◆ What the task requires ◆
Return the entries below verbatim. Pictures stay out.

═══

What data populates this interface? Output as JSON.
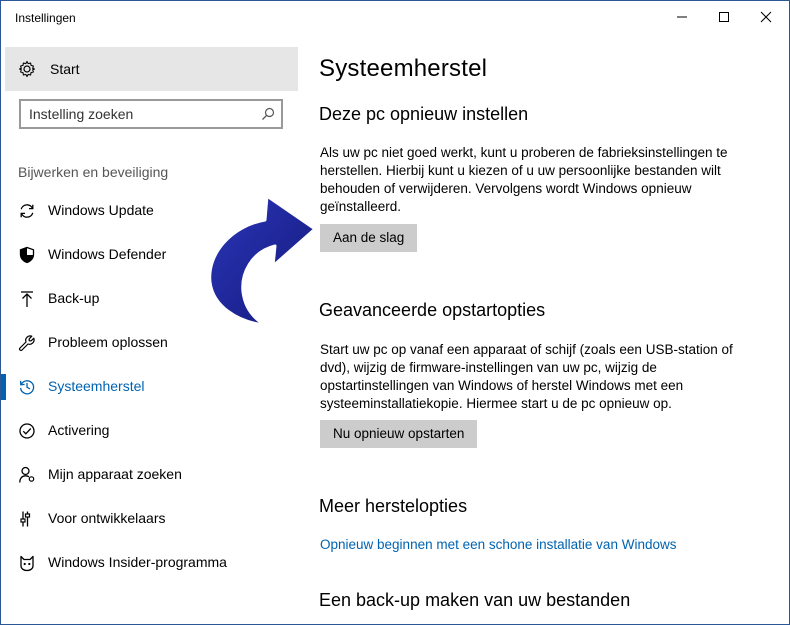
{
  "window": {
    "title": "Instellingen",
    "controls": [
      "minimize",
      "maximize",
      "close"
    ]
  },
  "sidebar": {
    "home_label": "Start",
    "search": {
      "placeholder": "Instelling zoeken"
    },
    "section_heading": "Bijwerken en beveiliging",
    "items": [
      {
        "label": "Windows Update",
        "icon": "refresh-icon",
        "active": false
      },
      {
        "label": "Windows Defender",
        "icon": "shield-icon",
        "active": false
      },
      {
        "label": "Back-up",
        "icon": "upload-arrow-icon",
        "active": false
      },
      {
        "label": "Probleem oplossen",
        "icon": "wrench-icon",
        "active": false
      },
      {
        "label": "Systeemherstel",
        "icon": "history-icon",
        "active": true
      },
      {
        "label": "Activering",
        "icon": "check-circle-icon",
        "active": false
      },
      {
        "label": "Mijn apparaat zoeken",
        "icon": "person-location-icon",
        "active": false
      },
      {
        "label": "Voor ontwikkelaars",
        "icon": "sliders-icon",
        "active": false
      },
      {
        "label": "Windows Insider-programma",
        "icon": "insider-cat-icon",
        "active": false
      }
    ]
  },
  "main": {
    "title": "Systeemherstel",
    "reset": {
      "heading": "Deze pc opnieuw instellen",
      "text": "Als uw pc niet goed werkt, kunt u proberen de fabrieksinstellingen te herstellen. Hierbij kunt u kiezen of u uw persoonlijke bestanden wilt behouden of verwijderen. Vervolgens wordt Windows opnieuw geïnstalleerd.",
      "button": "Aan de slag"
    },
    "advanced": {
      "heading": "Geavanceerde opstartopties",
      "text": "Start uw pc op vanaf een apparaat of schijf (zoals een USB-station of dvd), wijzig de firmware-instellingen van uw pc, wijzig de opstartinstellingen van Windows of herstel Windows met een systeeminstallatiekopie. Hiermee start u de pc opnieuw op.",
      "button": "Nu opnieuw opstarten"
    },
    "more": {
      "heading": "Meer herstelopties",
      "link": "Opnieuw beginnen met een schone installatie van Windows"
    },
    "backup": {
      "heading": "Een back-up maken van uw bestanden"
    }
  },
  "colors": {
    "accent": "#0063b1",
    "arrow_fill": "#1a1f8c",
    "button_bg": "#cccccc",
    "home_bg": "#e6e6e6"
  }
}
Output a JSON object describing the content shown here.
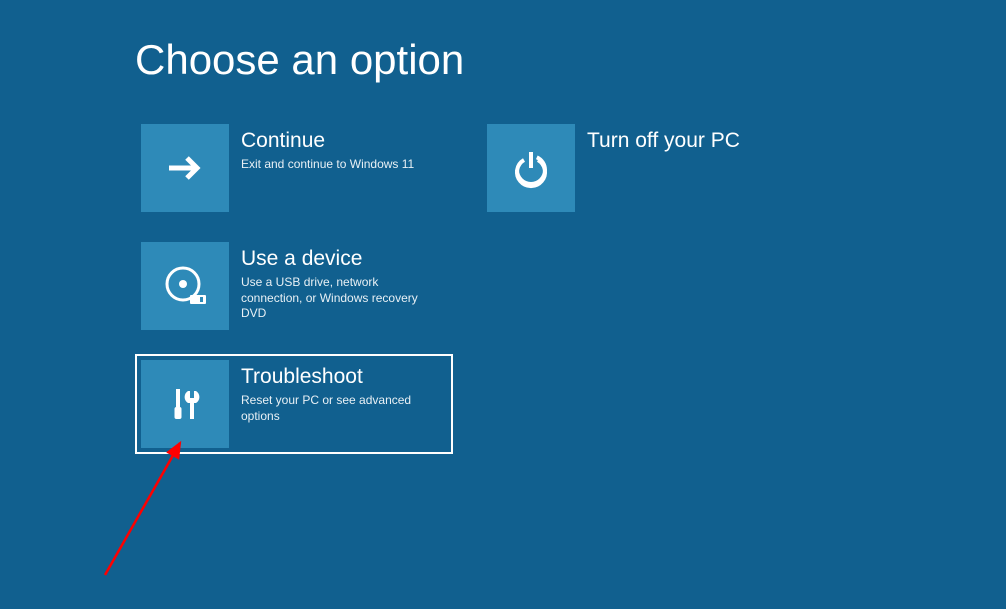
{
  "title": "Choose an option",
  "tiles": {
    "continue": {
      "title": "Continue",
      "desc": "Exit and continue to Windows 11"
    },
    "use_device": {
      "title": "Use a device",
      "desc": "Use a USB drive, network connection, or Windows recovery DVD"
    },
    "troubleshoot": {
      "title": "Troubleshoot",
      "desc": "Reset your PC or see advanced options"
    },
    "turn_off": {
      "title": "Turn off your PC",
      "desc": ""
    }
  }
}
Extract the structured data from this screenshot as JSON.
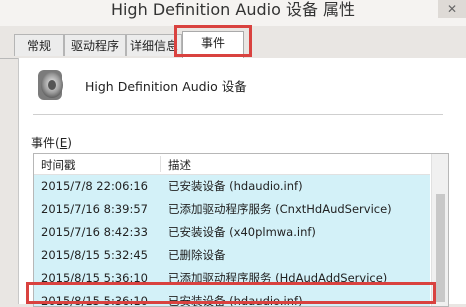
{
  "window": {
    "title": "High Definition Audio 设备 属性",
    "close_label": "✕"
  },
  "tabs": [
    {
      "label": "常规",
      "active": false
    },
    {
      "label": "驱动程序",
      "active": false
    },
    {
      "label": "详细信息",
      "active": false
    },
    {
      "label": "事件",
      "active": true
    }
  ],
  "device": {
    "name": "High Definition Audio 设备",
    "icon": "speaker-icon"
  },
  "events": {
    "label_prefix": "事件(",
    "label_key": "E",
    "label_suffix": ")",
    "columns": {
      "time": "时间戳",
      "description": "描述"
    },
    "rows": [
      {
        "time": "2015/7/8 22:06:16",
        "description": "已安装设备 (hdaudio.inf)"
      },
      {
        "time": "2015/7/16 8:39:57",
        "description": "已添加驱动程序服务 (CnxtHdAudService)"
      },
      {
        "time": "2015/7/16 8:42:33",
        "description": "已安装设备 (x40plmwa.inf)"
      },
      {
        "time": "2015/8/15 5:32:45",
        "description": "已删除设备"
      },
      {
        "time": "2015/8/15 5:36:10",
        "description": "已添加驱动程序服务 (HdAudAddService)"
      },
      {
        "time": "2015/8/15 5:36:10",
        "description": "已安装设备 (hdaudio.inf)"
      }
    ]
  },
  "colors": {
    "row_background": "#d3f1f8",
    "highlight_border": "#d9423f"
  }
}
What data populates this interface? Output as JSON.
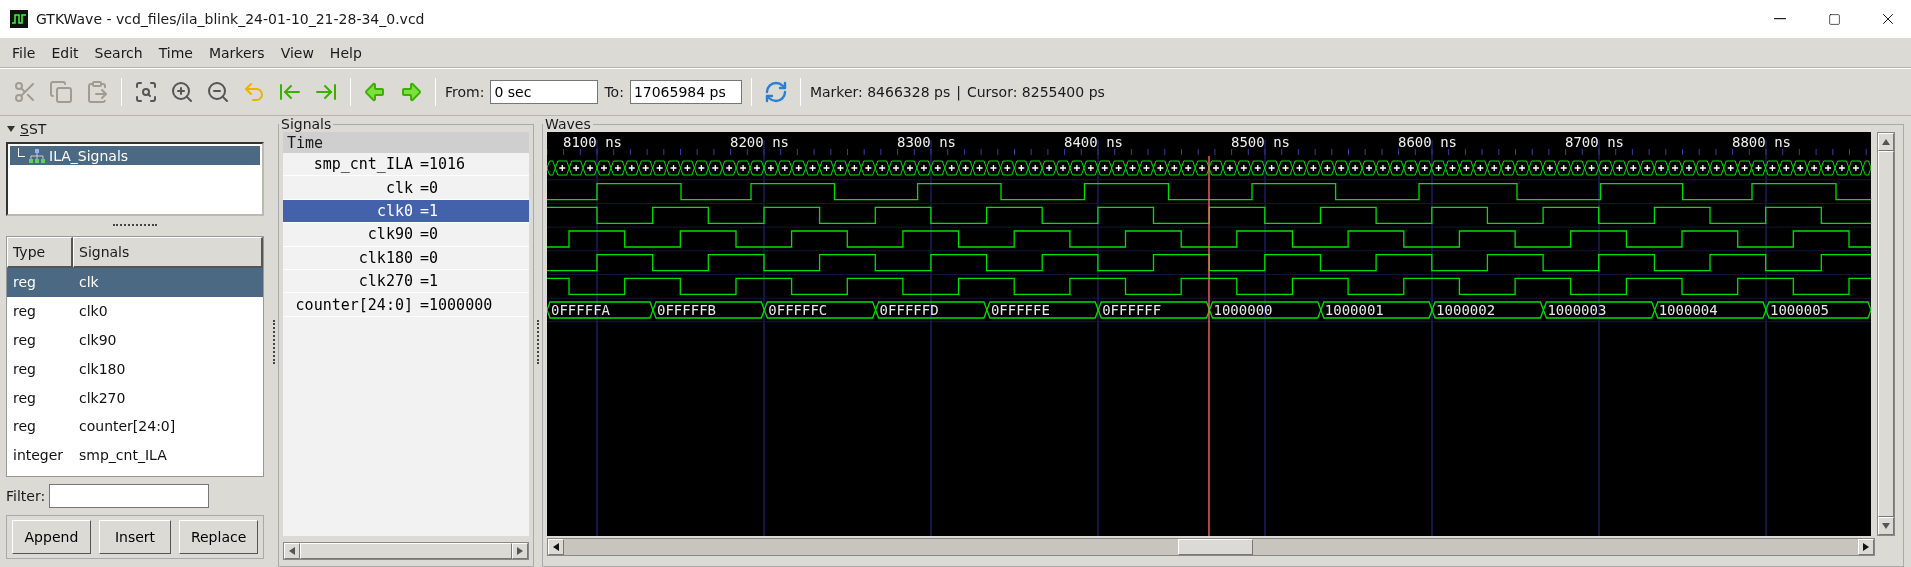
{
  "window": {
    "title": "GTKWave - vcd_files/ila_blink_24-01-10_21-28-34_0.vcd"
  },
  "menu": [
    "File",
    "Edit",
    "Search",
    "Time",
    "Markers",
    "View",
    "Help"
  ],
  "toolbar": {
    "buttons": [
      {
        "kind": "cut",
        "disabled": true
      },
      {
        "kind": "copy",
        "disabled": true
      },
      {
        "kind": "paste",
        "disabled": true
      },
      {
        "kind": "separator"
      },
      {
        "kind": "zoom-fit",
        "disabled": false
      },
      {
        "kind": "zoom-in",
        "disabled": false
      },
      {
        "kind": "zoom-out",
        "disabled": false
      },
      {
        "kind": "undo",
        "disabled": false
      },
      {
        "kind": "to-start",
        "disabled": false
      },
      {
        "kind": "to-end",
        "disabled": false
      },
      {
        "kind": "separator"
      },
      {
        "kind": "back",
        "disabled": false
      },
      {
        "kind": "forward",
        "disabled": false
      }
    ],
    "from": {
      "label": "From:",
      "value": "0 sec"
    },
    "to": {
      "label": "To:",
      "value": "17065984 ps"
    },
    "marker": "Marker: 8466328 ps",
    "divider": "|",
    "cursor": "Cursor: 8255400 ps"
  },
  "sst": {
    "title": "SST",
    "expanded": true,
    "tree": [
      {
        "label": "ILA_Signals",
        "selected": true
      }
    ],
    "columns": [
      "Type",
      "Signals"
    ],
    "rows": [
      {
        "type": "reg",
        "name": "clk",
        "selected": true
      },
      {
        "type": "reg",
        "name": "clk0",
        "selected": false
      },
      {
        "type": "reg",
        "name": "clk90",
        "selected": false
      },
      {
        "type": "reg",
        "name": "clk180",
        "selected": false
      },
      {
        "type": "reg",
        "name": "clk270",
        "selected": false
      },
      {
        "type": "reg",
        "name": "counter[24:0]",
        "selected": false
      },
      {
        "type": "integer",
        "name": "smp_cnt_ILA",
        "selected": false
      }
    ],
    "filter": {
      "label": "Filter:"
    },
    "buttons": [
      "Append",
      "Insert",
      "Replace"
    ]
  },
  "signals": {
    "title": "Signals",
    "header": "Time",
    "rows": [
      {
        "name": "smp_cnt_ILA",
        "value": "=1016",
        "selected": false
      },
      {
        "name": "clk",
        "value": "=0",
        "selected": false
      },
      {
        "name": "clk0",
        "value": "=1",
        "selected": true
      },
      {
        "name": "clk90",
        "value": "=0",
        "selected": false
      },
      {
        "name": "clk180",
        "value": "=0",
        "selected": false
      },
      {
        "name": "clk270",
        "value": "=1",
        "selected": false
      },
      {
        "name": "counter[24:0]",
        "value": "=1000000",
        "selected": false
      }
    ]
  },
  "waves": {
    "title": "Waves",
    "ticks": [
      "8100 ns",
      "8200 ns",
      "8300 ns",
      "8400 ns",
      "8500 ns",
      "8600 ns",
      "8700 ns",
      "8800 ns"
    ],
    "traces": [
      {
        "kind": "compressed"
      },
      {
        "kind": "clock"
      },
      {
        "kind": "clock"
      },
      {
        "kind": "clock"
      },
      {
        "kind": "clock"
      },
      {
        "kind": "clock"
      },
      {
        "kind": "bus",
        "segments": [
          "0FFFFFA",
          "0FFFFFB",
          "0FFFFFC",
          "0FFFFFD",
          "0FFFFFE",
          "0FFFFFF",
          "1000000",
          "1000001",
          "1000002",
          "1000003",
          "1000004",
          "1000005"
        ]
      }
    ]
  }
}
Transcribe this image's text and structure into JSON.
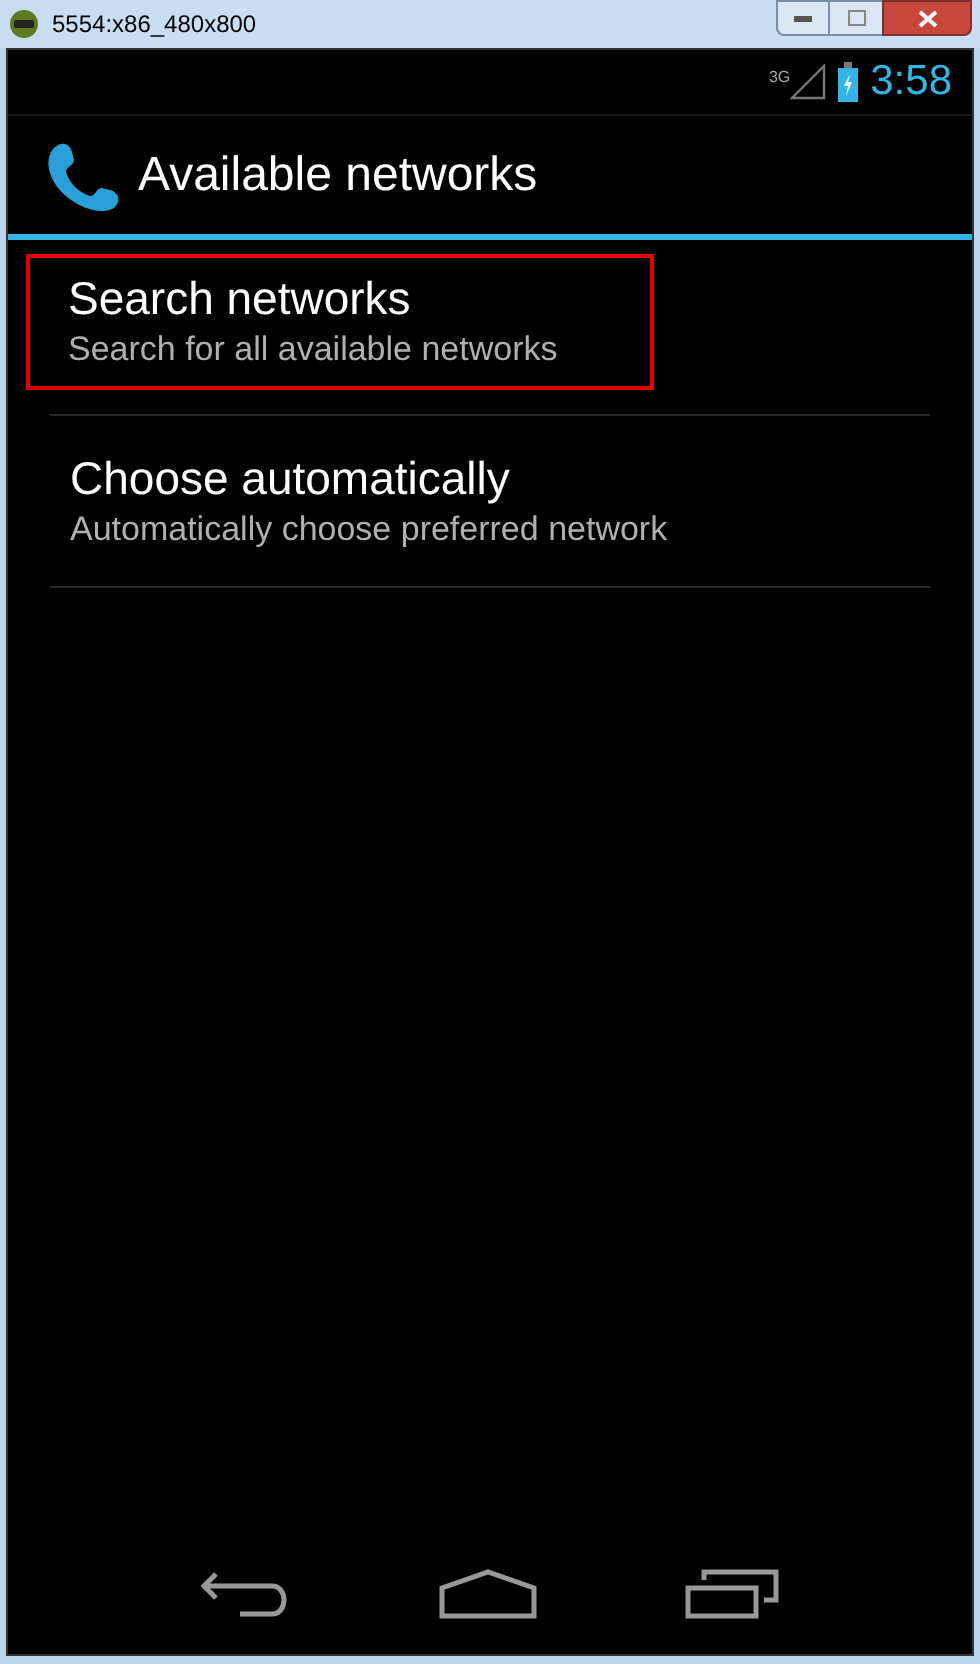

═══

◆ Expected answer ◆
What data populates this interface? Output as JSON.
{
  "window": {
    "title": "Instellingen",
    "controls": [
      "minimize",
      "maximize",
      "close"
    ]
  },
  "sidebar": {
    "home_label": "Start",
    "search": {
      "placeholder": "Instelling zoeken"
    },
    "section_heading": "Bijwerken en beveiliging",
    "items": [
      {
        "label": "Windows Update",
        "icon": "refresh-icon",
        "active": false
      },
      {
        "label": "Windows Defender",
        "icon": "shield-icon",
        "active": false
      },
      {
        "label": "Back-up",
        "icon": "upload-arrow-icon",
        "active": false
      },
      {
        "label": "Probleem oplossen",
        "icon": "wrench-icon",
        "active": false
      },
      {
        "label": "Systeemherstel",
        "icon": "history-icon",
        "active": true
      },
      {
        "label": "Activering",
        "icon": "check-circle-icon",
        "active": false
      },
      {
        "label": "Mijn apparaat zoeken",
        "icon": "person-location-icon",
        "active": false
      },
      {
        "label": "Voor ontwikkelaars",
        "icon": "sliders-icon",
        "active": false
      },
      {
        "label": "Windows Insider-programma",
        "icon": "insider-cat-icon",
        "active": false
      }
    ]
  },
  "main": {
    "title": "Systeemherstel",
    "reset": {
      "heading": "Deze pc opnieuw instellen",
      "text": "Als uw pc niet goed werkt, kunt u proberen de fabrieksinstellingen te herstellen. Hierbij kunt u kiezen of u uw persoonlijke bestanden wilt behouden of verwijderen. Vervolgens wordt Windows opnieuw geïnstalleerd.",
      "button": "Aan de slag"
    },
    "advanced": {
      "heading": "Geavanceerde opstartopties",
      "text": "Start uw pc op vanaf een apparaat of schijf (zoals een USB-station of dvd), wijzig de firmware-instellingen van uw pc, wijzig de opstartinstellingen van Windows of herstel Windows met een systeeminstallatiekopie. Hiermee start u de pc opnieuw op.",
      "button": "Nu opnieuw opstarten"
    },
    "more": {
      "heading": "Meer herstelopties",
      "link": "Opnieuw beginnen met een schone installatie van Windows"
    },
    "backup": {
      "heading": "Een back-up maken van uw bestanden"
    }
  },
  "colors": {
    "accent": "#0063b1",
    "arrow_fill": "#1a1f8c",
    "button_bg": "#cccccc",
    "home_bg": "#e6e6e6"
  }
}
Output a JSON object describing the content shown here.
{
  "title": "Choose an option",
  "tiles": {
    "continue": {
      "title": "Continue",
      "desc": "Exit and continue to Windows 11"
    },
    "use_device": {
      "title": "Use a device",
      "desc": "Use a USB drive, network connection, or Windows recovery DVD"
    },
    "troubleshoot": {
      "title": "Troubleshoot",
      "desc": "Reset your PC or see advanced options"
    },
    "turn_off": {
      "title": "Turn off your PC",
      "desc": ""
    }
  }
}
Extract the structured data from this screenshot as JSON.
{
  "window": {
    "title": "High Definition Audio 设备 属性",
    "close_label": "✕"
  },
  "tabs": [
    {
      "label": "常规",
      "active": false
    },
    {
      "label": "驱动程序",
      "active": false
    },
    {
      "label": "详细信息",
      "active": false
    },
    {
      "label": "事件",
      "active": true
    }
  ],
  "device": {
    "name": "High Definition Audio 设备",
    "icon": "speaker-icon"
  },
  "events": {
    "label_prefix": "事件(",
    "label_key": "E",
    "label_suffix": ")",
    "columns": {
      "time": "时间戳",
      "description": "描述"
    },
    "rows": [
      {
        "time": "2015/7/8 22:06:16",
        "description": "已安装设备 (hdaudio.inf)"
      },
      {
        "time": "2015/7/16 8:39:57",
        "description": "已添加驱动程序服务 (CnxtHdAudService)"
      },
      {
        "time": "2015/7/16 8:42:33",
        "description": "已安装设备 (x40plmwa.inf)"
      },
      {
        "time": "2015/8/15 5:32:45",
        "description": "已删除设备"
      },
      {
        "time": "2015/8/15 5:36:10",
        "description": "已添加驱动程序服务 (HdAudAddService)"
      },
      {
        "time": "2015/8/15 5:36:10",
        "description": "已安装设备 (hdaudio.inf)"
      }
    ]
  },
  "colors": {
    "row_background": "#d3f1f8",
    "highlight_border": "#d9423f"
  }
}
What data populates this interface? Output as JSON.
{
  "window": {
    "title": "GTKWave - vcd_files/ila_blink_24-01-10_21-28-34_0.vcd"
  },
  "menu": [
    "File",
    "Edit",
    "Search",
    "Time",
    "Markers",
    "View",
    "Help"
  ],
  "toolbar": {
    "buttons": [
      {
        "kind": "cut",
        "disabled": true
      },
      {
        "kind": "copy",
        "disabled": true
      },
      {
        "kind": "paste",
        "disabled": true
      },
      {
        "kind": "separator"
      },
      {
        "kind": "zoom-fit",
        "disabled": false
      },
      {
        "kind": "zoom-in",
        "disabled": false
      },
      {
        "kind": "zoom-out",
        "disabled": false
      },
      {
        "kind": "undo",
        "disabled": false
      },
      {
        "kind": "to-start",
        "disabled": false
      },
      {
        "kind": "to-end",
        "disabled": false
      },
      {
        "kind": "separator"
      },
      {
        "kind": "back",
        "disabled": false
      },
      {
        "kind": "forward",
        "disabled": false
      }
    ],
    "from": {
      "label": "From:",
      "value": "0 sec"
    },
    "to": {
      "label": "To:",
      "value": "17065984 ps"
    },
    "marker": "Marker: 8466328 ps",
    "divider": "|",
    "cursor": "Cursor: 8255400 ps"
  },
  "sst": {
    "title": "SST",
    "expanded": true,
    "tree": [
      {
        "label": "ILA_Signals",
        "selected": true
      }
    ],
    "columns": [
      "Type",
      "Signals"
    ],
    "rows": [
      {
        "type": "reg",
        "name": "clk",
        "selected": true
      },
      {
        "type": "reg",
        "name": "clk0",
        "selected": false
      },
      {
        "type": "reg",
        "name": "clk90",
        "selected": false
      },
      {
        "type": "reg",
        "name": "clk180",
        "selected": false
      },
      {
        "type": "reg",
        "name": "clk270",
        "selected": false
      },
      {
        "type": "reg",
        "name": "counter[24:0]",
        "selected": false
      },
      {
        "type": "integer",
        "name": "smp_cnt_ILA",
        "selected": false
      }
    ],
    "filter": {
      "label": "Filter:"
    },
    "buttons": [
      "Append",
      "Insert",
      "Replace"
    ]
  },
  "signals": {
    "title": "Signals",
    "header": "Time",
    "rows": [
      {
        "name": "smp_cnt_ILA",
        "value": "=1016",
        "selected": false
      },
      {
        "name": "clk",
        "value": "=0",
        "selected": false
      },
      {
        "name": "clk0",
        "value": "=1",
        "selected": true
      },
      {
        "name": "clk90",
        "value": "=0",
        "selected": false
      },
      {
        "name": "clk180",
        "value": "=0",
        "selected": false
      },
      {
        "name": "clk270",
        "value": "=1",
        "selected": false
      },
      {
        "name": "counter[24:0]",
        "value": "=1000000",
        "selected": false
      }
    ]
  },
  "waves": {
    "title": "Waves",
    "ticks": [
      "8100 ns",
      "8200 ns",
      "8300 ns",
      "8400 ns",
      "8500 ns",
      "8600 ns",
      "8700 ns",
      "8800 ns"
    ],
    "traces": [
      {
        "kind": "compressed"
      },
      {
        "kind": "clock"
      },
      {
        "kind": "clock"
      },
      {
        "kind": "clock"
      },
      {
        "kind": "clock"
      },
      {
        "kind": "clock"
      },
      {
        "kind": "bus",
        "segments": [
          "0FFFFFA",
          "0FFFFFB",
          "0FFFFFC",
          "0FFFFFD",
          "0FFFFFE",
          "0FFFFFF",
          "1000000",
          "1000001",
          "1000002",
          "1000003",
          "1000004",
          "1000005"
        ]
      }
    ]
  }
}
Transcribe this image's text and structure into JSON.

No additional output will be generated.